**DIRECTIVE**.
Output the lines that follow exactly as they are.

============================================================

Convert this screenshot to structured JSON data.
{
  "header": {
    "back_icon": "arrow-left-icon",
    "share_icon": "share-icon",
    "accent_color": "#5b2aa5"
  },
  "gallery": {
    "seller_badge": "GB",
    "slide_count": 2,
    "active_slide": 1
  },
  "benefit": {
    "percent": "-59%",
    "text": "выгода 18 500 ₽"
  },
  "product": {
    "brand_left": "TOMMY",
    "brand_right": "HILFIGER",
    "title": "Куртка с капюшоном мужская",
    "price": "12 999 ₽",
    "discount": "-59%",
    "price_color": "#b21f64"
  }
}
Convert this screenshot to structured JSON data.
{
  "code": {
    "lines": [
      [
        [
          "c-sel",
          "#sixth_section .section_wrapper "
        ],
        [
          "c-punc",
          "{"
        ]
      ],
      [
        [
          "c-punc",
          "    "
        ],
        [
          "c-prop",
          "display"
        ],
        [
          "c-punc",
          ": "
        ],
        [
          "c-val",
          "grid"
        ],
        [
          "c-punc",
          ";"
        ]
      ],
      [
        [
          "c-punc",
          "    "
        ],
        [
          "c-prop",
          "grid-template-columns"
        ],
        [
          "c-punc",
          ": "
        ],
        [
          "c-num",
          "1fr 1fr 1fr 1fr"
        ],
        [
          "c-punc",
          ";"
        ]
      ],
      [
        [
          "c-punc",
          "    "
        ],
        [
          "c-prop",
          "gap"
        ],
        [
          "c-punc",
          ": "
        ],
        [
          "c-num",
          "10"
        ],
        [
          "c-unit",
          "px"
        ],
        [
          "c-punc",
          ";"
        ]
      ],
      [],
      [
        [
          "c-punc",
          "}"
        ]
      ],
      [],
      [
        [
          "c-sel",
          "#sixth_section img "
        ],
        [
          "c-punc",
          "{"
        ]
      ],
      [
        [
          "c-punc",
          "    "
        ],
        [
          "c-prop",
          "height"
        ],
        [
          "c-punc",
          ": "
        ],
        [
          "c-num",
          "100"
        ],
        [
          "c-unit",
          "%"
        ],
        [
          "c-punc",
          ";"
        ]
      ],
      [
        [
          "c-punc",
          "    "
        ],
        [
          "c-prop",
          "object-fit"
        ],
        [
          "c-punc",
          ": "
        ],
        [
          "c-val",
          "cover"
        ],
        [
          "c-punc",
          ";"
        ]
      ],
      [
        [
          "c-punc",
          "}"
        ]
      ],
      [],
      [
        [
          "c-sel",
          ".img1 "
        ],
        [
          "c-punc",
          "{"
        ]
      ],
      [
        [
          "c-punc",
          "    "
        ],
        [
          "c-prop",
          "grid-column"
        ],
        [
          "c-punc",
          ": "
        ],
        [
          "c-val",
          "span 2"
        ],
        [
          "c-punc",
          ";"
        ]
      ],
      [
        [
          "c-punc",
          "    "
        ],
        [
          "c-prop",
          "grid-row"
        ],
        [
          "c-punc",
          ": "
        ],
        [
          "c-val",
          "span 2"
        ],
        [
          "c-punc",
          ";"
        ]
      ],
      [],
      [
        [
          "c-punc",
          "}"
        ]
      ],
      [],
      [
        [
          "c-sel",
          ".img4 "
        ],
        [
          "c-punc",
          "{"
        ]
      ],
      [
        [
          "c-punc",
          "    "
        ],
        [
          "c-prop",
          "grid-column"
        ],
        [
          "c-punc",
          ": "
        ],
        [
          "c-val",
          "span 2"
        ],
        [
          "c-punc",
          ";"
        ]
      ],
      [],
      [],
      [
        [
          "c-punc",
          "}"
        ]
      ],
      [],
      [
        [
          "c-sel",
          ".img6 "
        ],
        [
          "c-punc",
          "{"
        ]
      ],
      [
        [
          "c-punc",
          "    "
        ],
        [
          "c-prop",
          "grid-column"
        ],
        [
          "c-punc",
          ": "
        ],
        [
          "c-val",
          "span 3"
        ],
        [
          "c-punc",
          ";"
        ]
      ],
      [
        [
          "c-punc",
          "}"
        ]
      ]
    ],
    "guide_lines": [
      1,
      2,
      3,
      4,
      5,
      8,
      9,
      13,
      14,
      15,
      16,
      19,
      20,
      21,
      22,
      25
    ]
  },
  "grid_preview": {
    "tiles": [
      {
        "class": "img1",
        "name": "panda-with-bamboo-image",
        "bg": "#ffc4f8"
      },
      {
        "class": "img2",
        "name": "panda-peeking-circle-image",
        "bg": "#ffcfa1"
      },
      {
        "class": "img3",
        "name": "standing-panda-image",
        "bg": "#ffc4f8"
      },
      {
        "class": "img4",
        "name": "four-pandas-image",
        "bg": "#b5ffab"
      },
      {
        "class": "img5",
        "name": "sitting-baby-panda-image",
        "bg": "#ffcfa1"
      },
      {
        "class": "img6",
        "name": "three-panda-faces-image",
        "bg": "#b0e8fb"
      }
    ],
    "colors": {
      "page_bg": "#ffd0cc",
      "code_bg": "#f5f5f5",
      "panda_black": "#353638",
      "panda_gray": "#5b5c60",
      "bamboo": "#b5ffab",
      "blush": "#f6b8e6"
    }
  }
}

============================================================

**OUTPUT FOR THIS TASK**.
Convert this screenshot to structured JSON data.
{
  "header": {
    "back_icon": "arrow-left-icon",
    "share_icon": "share-icon",
    "accent_color": "#5b2aa5"
  },
  "gallery": {
    "seller_badge": "GB",
    "slide_count": 2,
    "active_slide": 1
  },
  "benefit": {
    "percent": "-59%",
    "text": "выгода 18 500 ₽"
  },
  "product": {
    "brand_left": "TOMMY",
    "brand_right": "HILFIGER",
    "title": "Куртка с капюшоном мужская",
    "price": "12 999 ₽",
    "discount": "-59%",
    "price_color": "#b21f64"
  }
}
Convert this screenshot to structured JSON data.
{
  "code": {
    "lines": [
      [
        [
          "c-sel",
          "#sixth_section .section_wrapper "
        ],
        [
          "c-punc",
          "{"
        ]
      ],
      [
        [
          "c-punc",
          "    "
        ],
        [
          "c-prop",
          "display"
        ],
        [
          "c-punc",
          ": "
        ],
        [
          "c-val",
          "grid"
        ],
        [
          "c-punc",
          ";"
        ]
      ],
      [
        [
          "c-punc",
          "    "
        ],
        [
          "c-prop",
          "grid-template-columns"
        ],
        [
          "c-punc",
          ": "
        ],
        [
          "c-num",
          "1fr 1fr 1fr 1fr"
        ],
        [
          "c-punc",
          ";"
        ]
      ],
      [
        [
          "c-punc",
          "    "
        ],
        [
          "c-prop",
          "gap"
        ],
        [
          "c-punc",
          ": "
        ],
        [
          "c-num",
          "10"
        ],
        [
          "c-unit",
          "px"
        ],
        [
          "c-punc",
          ";"
        ]
      ],
      [],
      [
        [
          "c-punc",
          "}"
        ]
      ],
      [],
      [
        [
          "c-sel",
          "#sixth_section img "
        ],
        [
          "c-punc",
          "{"
        ]
      ],
      [
        [
          "c-punc",
          "    "
        ],
        [
          "c-prop",
          "height"
        ],
        [
          "c-punc",
          ": "
        ],
        [
          "c-num",
          "100"
        ],
        [
          "c-unit",
          "%"
        ],
        [
          "c-punc",
          ";"
        ]
      ],
      [
        [
          "c-punc",
          "    "
        ],
        [
          "c-prop",
          "object-fit"
        ],
        [
          "c-punc",
          ": "
        ],
        [
          "c-val",
          "cover"
        ],
        [
          "c-punc",
          ";"
        ]
      ],
      [
        [
          "c-punc",
          "}"
        ]
      ],
      [],
      [
        [
          "c-sel",
          ".img1 "
        ],
        [
          "c-punc",
          "{"
        ]
      ],
      [
        [
          "c-punc",
          "    "
        ],
        [
          "c-prop",
          "grid-column"
        ],
        [
          "c-punc",
          ": "
        ],
        [
          "c-val",
          "span 2"
        ],
        [
          "c-punc",
          ";"
        ]
      ],
      [
        [
          "c-punc",
          "    "
        ],
        [
          "c-prop",
          "grid-row"
        ],
        [
          "c-punc",
          ": "
        ],
        [
          "c-val",
          "span 2"
        ],
        [
          "c-punc",
          ";"
        ]
      ],
      [],
      [
        [
          "c-punc",
          "}"
        ]
      ],
      [],
      [
        [
          "c-sel",
          ".img4 "
        ],
        [
          "c-punc",
          "{"
        ]
      ],
      [
        [
          "c-punc",
          "    "
        ],
        [
          "c-prop",
          "grid-column"
        ],
        [
          "c-punc",
          ": "
        ],
        [
          "c-val",
          "span 2"
        ],
        [
          "c-punc",
          ";"
        ]
      ],
      [],
      [],
      [
        [
          "c-punc",
          "}"
        ]
      ],
      [],
      [
        [
          "c-sel",
          ".img6 "
        ],
        [
          "c-punc",
          "{"
        ]
      ],
      [
        [
          "c-punc",
          "    "
        ],
        [
          "c-prop",
          "grid-column"
        ],
        [
          "c-punc",
          ": "
        ],
        [
          "c-val",
          "span 3"
        ],
        [
          "c-punc",
          ";"
        ]
      ],
      [
        [
          "c-punc",
          "}"
        ]
      ]
    ],
    "guide_lines": [
      1,
      2,
      3,
      4,
      5,
      8,
      9,
      13,
      14,
      15,
      16,
      19,
      20,
      21,
      22,
      25
    ]
  },
  "grid_preview": {
    "tiles": [
      {
        "class": "img1",
        "name": "panda-with-bamboo-image",
        "bg": "#ffc4f8"
      },
      {
        "class": "img2",
        "name": "panda-peeking-circle-image",
        "bg": "#ffcfa1"
      },
      {
        "class": "img3",
        "name": "standing-panda-image",
        "bg": "#ffc4f8"
      },
      {
        "class": "img4",
        "name": "four-pandas-image",
        "bg": "#b5ffab"
      },
      {
        "class": "img5",
        "name": "sitting-baby-panda-image",
        "bg": "#ffcfa1"
      },
      {
        "class": "img6",
        "name": "three-panda-faces-image",
        "bg": "#b0e8fb"
      }
    ],
    "colors": {
      "page_bg": "#ffd0cc",
      "code_bg": "#f5f5f5",
      "panda_black": "#353638",
      "panda_gray": "#5b5c60",
      "bamboo": "#b5ffab",
      "blush": "#f6b8e6"
    }
  }
}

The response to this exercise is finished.